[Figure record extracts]

◆ ◆ ◆ ◆ ◆ ◆ ◆

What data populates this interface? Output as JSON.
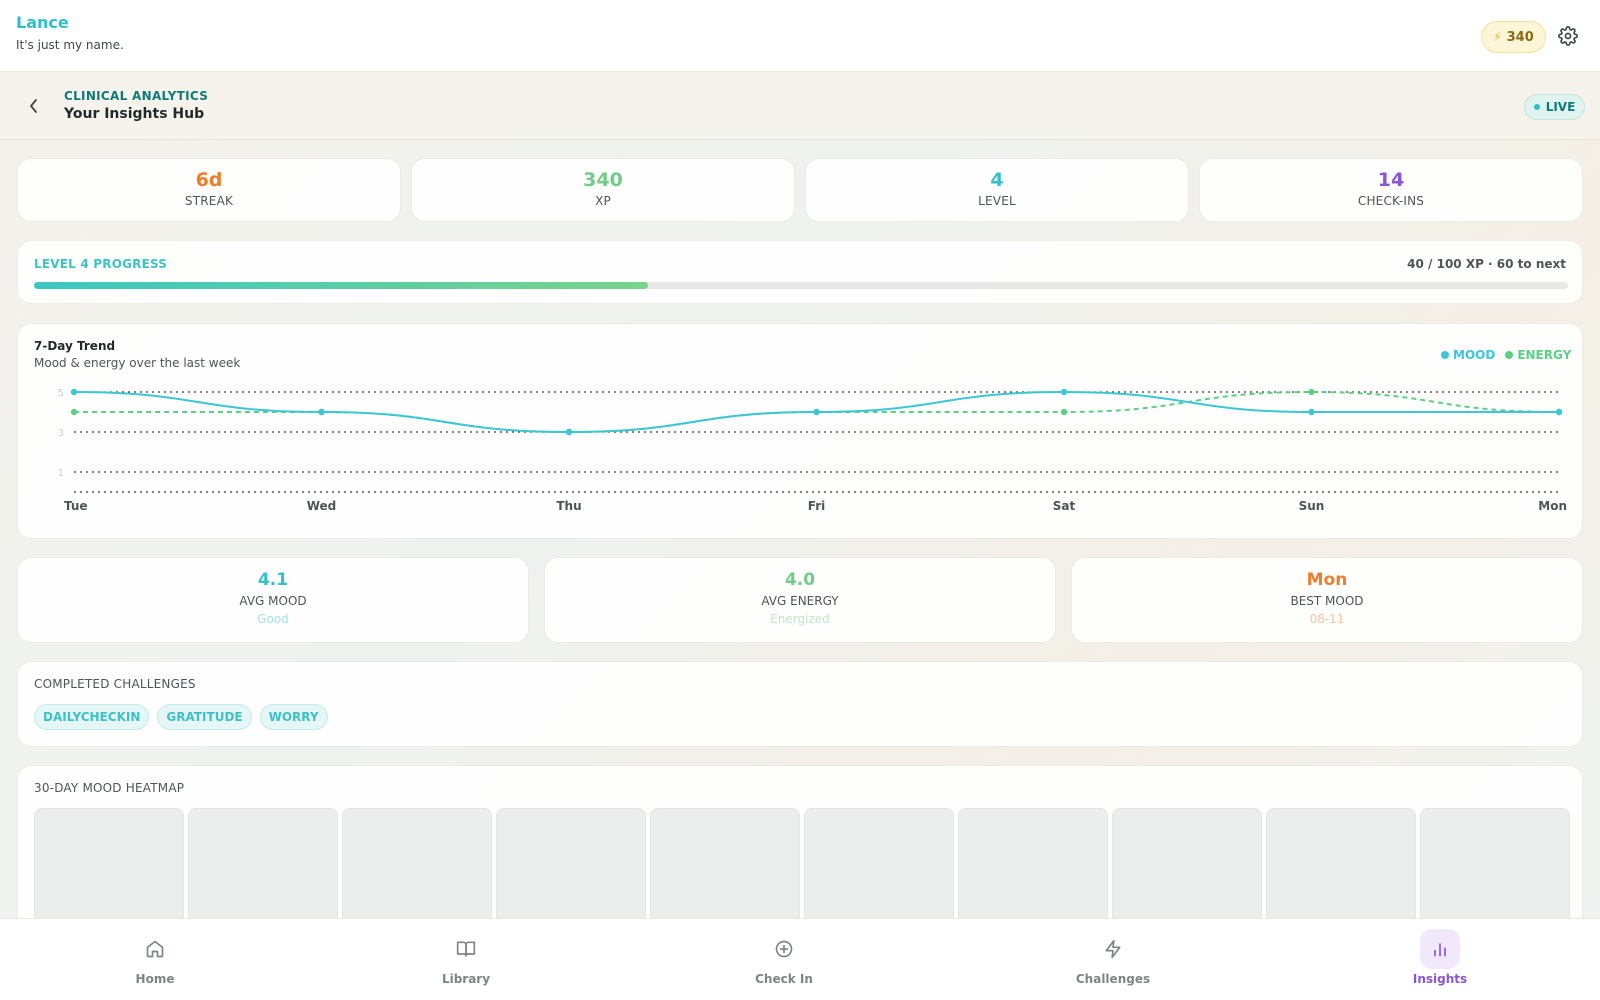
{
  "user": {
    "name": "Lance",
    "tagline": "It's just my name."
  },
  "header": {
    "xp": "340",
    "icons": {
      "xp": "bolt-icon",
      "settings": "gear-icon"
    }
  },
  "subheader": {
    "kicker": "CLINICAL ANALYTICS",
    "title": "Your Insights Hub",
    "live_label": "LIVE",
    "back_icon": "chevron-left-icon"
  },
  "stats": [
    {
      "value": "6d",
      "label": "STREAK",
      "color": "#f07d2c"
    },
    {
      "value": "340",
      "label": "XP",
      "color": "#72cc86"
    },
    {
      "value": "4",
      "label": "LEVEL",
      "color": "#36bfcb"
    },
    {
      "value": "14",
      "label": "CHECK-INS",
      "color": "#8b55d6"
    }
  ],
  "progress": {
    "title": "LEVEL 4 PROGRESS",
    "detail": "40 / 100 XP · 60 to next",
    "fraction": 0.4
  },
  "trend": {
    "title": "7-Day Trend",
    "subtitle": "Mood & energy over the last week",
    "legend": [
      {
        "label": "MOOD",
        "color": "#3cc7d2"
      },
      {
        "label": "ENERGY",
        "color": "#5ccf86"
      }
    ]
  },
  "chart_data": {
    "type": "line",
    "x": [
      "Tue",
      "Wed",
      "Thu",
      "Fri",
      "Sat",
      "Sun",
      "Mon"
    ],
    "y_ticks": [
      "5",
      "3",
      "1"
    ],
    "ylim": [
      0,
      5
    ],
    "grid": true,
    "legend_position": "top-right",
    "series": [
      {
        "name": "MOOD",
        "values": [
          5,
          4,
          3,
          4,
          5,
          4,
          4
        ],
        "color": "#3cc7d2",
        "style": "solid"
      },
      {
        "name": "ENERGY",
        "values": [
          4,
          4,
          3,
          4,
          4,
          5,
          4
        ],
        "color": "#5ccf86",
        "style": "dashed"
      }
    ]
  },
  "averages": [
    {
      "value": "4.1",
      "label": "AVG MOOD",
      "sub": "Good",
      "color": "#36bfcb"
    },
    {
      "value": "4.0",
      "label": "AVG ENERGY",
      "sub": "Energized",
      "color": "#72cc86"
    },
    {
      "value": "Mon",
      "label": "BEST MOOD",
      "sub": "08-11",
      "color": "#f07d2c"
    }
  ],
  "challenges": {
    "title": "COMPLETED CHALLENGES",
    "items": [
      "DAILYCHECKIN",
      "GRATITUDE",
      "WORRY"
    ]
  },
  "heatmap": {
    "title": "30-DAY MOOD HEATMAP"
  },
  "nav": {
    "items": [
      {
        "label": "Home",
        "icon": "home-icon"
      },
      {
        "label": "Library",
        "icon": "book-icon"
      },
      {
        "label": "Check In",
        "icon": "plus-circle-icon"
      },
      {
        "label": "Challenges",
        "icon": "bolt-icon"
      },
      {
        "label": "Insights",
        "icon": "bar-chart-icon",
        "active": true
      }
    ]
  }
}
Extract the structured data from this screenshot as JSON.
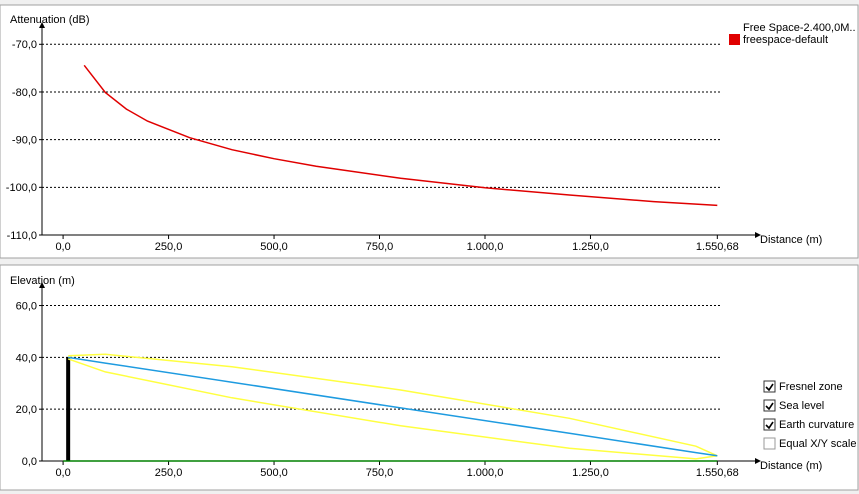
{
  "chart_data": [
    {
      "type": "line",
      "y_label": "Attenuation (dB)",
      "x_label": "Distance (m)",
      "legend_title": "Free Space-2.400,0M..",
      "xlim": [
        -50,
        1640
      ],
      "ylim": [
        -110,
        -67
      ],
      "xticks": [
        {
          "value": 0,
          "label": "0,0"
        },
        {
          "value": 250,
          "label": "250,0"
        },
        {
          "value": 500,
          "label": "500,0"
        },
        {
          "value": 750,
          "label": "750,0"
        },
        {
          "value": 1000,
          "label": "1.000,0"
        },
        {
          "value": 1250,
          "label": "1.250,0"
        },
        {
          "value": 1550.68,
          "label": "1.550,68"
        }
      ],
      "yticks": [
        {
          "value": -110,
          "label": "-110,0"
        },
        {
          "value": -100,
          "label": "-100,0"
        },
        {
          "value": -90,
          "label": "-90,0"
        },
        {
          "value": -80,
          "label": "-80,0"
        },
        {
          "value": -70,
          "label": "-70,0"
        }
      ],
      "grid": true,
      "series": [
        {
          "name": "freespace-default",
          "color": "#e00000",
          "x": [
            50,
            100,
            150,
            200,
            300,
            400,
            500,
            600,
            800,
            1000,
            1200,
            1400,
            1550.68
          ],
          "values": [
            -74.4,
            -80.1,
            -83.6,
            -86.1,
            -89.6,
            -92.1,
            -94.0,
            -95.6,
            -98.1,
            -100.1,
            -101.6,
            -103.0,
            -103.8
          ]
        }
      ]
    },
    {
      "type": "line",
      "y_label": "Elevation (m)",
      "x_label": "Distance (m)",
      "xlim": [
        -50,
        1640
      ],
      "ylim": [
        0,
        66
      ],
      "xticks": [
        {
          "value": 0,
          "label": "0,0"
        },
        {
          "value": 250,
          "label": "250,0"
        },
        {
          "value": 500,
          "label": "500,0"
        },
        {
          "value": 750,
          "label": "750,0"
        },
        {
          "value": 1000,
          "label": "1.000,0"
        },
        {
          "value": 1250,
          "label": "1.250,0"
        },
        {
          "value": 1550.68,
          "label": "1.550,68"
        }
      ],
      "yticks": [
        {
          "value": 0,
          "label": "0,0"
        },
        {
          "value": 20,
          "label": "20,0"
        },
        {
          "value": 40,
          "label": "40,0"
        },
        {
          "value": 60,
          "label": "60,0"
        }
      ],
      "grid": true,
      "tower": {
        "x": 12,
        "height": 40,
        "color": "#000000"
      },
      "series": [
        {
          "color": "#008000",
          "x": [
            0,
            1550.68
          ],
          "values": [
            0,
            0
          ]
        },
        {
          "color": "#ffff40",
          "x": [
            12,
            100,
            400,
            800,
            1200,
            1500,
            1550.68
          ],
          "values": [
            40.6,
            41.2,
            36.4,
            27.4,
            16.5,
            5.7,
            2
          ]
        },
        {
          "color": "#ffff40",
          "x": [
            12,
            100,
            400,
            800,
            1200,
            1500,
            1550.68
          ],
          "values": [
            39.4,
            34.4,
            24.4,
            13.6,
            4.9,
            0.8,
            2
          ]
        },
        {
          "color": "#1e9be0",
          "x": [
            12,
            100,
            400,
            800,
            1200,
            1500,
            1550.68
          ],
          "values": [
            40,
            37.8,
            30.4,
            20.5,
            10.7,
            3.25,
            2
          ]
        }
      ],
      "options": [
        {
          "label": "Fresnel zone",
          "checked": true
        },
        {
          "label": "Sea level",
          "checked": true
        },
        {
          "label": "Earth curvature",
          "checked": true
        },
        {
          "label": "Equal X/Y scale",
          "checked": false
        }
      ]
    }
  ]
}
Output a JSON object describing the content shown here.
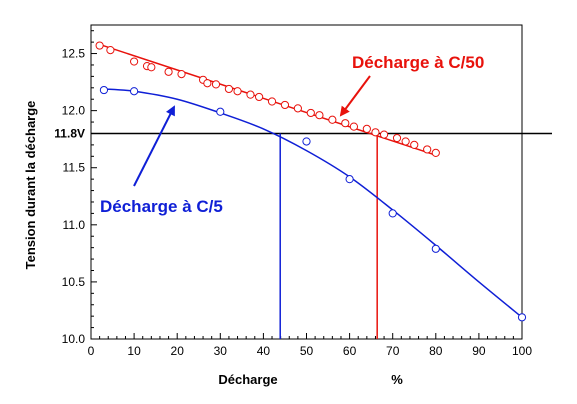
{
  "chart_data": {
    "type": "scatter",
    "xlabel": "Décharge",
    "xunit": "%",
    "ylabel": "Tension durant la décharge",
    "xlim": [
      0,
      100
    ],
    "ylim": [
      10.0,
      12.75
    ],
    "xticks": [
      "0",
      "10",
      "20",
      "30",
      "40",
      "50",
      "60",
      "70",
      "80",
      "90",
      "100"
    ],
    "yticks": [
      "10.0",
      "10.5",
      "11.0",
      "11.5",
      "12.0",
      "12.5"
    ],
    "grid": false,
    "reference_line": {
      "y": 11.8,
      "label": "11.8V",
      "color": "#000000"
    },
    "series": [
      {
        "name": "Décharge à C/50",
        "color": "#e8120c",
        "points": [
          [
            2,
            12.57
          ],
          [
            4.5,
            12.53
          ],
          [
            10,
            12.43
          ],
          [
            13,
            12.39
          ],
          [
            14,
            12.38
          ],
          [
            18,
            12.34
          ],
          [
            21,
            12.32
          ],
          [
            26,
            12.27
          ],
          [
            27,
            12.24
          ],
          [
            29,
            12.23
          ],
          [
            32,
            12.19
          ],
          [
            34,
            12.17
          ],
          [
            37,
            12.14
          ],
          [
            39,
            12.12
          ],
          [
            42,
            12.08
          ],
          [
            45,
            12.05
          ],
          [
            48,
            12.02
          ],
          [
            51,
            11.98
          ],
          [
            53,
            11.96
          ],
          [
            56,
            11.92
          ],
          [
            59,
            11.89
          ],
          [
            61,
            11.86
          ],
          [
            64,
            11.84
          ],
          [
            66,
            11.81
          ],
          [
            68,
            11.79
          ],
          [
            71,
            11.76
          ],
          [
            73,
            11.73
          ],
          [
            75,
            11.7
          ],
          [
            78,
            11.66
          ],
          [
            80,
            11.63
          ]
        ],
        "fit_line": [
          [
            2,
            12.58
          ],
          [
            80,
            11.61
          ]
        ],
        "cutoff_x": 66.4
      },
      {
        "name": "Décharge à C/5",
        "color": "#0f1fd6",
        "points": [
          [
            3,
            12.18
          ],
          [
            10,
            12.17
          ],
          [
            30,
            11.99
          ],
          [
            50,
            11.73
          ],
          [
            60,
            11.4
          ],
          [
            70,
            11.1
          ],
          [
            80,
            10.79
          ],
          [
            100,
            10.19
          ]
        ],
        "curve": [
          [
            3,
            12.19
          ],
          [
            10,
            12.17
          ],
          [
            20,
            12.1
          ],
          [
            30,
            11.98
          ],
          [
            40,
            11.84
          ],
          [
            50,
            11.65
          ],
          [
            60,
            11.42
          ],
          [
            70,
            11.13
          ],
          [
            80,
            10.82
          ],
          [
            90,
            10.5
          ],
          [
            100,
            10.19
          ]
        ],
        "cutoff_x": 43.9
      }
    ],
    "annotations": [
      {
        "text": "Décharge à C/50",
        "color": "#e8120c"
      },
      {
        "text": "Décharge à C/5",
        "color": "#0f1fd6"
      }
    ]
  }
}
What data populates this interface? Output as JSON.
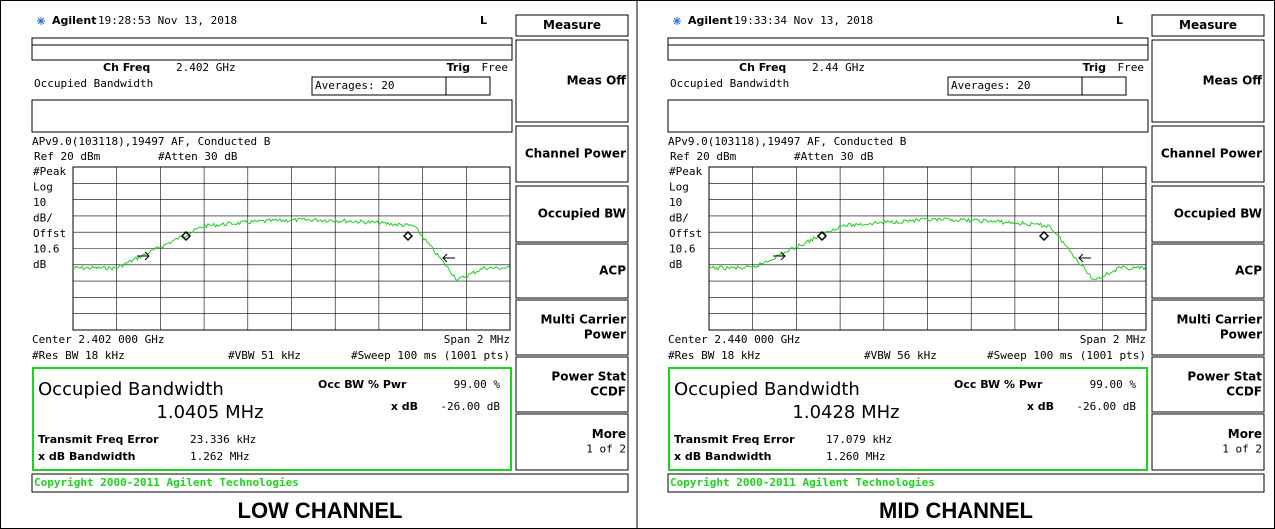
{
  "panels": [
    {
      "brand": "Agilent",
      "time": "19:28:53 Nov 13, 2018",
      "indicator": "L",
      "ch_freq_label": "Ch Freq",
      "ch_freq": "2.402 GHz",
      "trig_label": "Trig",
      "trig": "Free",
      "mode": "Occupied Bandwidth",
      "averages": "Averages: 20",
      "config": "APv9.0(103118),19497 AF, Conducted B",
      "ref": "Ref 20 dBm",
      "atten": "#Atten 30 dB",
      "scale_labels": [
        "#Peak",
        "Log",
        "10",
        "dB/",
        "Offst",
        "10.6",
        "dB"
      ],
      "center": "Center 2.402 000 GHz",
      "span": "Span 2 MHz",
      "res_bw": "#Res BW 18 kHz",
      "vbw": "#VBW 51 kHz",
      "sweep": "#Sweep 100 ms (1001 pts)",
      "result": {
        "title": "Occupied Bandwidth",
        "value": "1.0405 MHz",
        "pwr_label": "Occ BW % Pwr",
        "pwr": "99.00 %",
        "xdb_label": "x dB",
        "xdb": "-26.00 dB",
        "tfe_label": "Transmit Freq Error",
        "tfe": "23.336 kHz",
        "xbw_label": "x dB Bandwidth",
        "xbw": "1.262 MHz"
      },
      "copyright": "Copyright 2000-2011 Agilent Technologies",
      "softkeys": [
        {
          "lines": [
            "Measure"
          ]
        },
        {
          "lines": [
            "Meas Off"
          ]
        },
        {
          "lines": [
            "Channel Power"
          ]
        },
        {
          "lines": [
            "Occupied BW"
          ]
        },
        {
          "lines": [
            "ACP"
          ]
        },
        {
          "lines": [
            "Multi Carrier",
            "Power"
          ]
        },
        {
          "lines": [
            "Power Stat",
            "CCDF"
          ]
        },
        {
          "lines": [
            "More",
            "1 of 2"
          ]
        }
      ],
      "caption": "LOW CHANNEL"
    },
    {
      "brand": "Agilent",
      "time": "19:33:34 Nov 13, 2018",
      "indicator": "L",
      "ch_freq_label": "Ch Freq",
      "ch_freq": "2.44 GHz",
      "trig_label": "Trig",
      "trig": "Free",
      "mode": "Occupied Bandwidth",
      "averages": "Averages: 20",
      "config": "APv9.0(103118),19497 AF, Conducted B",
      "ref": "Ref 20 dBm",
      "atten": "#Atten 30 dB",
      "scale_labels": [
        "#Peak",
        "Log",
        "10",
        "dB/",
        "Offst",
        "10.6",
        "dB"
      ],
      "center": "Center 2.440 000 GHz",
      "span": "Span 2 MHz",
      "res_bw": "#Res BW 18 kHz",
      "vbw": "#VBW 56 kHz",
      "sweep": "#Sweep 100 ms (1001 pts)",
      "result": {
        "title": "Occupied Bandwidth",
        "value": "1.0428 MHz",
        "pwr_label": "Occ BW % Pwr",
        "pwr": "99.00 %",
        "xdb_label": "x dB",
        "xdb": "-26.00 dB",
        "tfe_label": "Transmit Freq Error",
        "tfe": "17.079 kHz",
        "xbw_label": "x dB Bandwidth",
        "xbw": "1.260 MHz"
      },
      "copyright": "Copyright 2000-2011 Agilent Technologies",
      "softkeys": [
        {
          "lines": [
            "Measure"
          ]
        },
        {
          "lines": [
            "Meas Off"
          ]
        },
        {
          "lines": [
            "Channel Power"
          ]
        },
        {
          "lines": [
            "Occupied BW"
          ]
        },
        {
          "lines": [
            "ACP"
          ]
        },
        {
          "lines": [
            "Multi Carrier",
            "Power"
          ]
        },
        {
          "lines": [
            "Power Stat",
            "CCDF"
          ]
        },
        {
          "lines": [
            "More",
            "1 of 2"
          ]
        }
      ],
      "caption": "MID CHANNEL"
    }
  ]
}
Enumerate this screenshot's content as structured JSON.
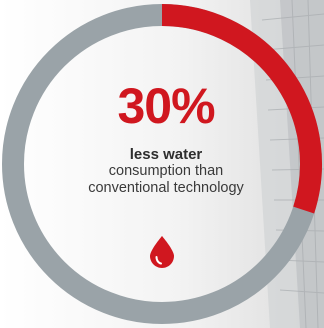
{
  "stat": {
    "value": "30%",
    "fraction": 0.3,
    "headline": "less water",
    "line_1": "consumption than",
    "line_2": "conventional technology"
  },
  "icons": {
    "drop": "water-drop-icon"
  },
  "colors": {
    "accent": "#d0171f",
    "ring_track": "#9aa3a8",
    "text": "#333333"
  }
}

◆ ◆ ◆ ◆ ◆ ◆ ◆

• [What is required] In the records above, tally the lines where the word "content" appears, and give the number and nothing else.

• [Output for this exercise] 2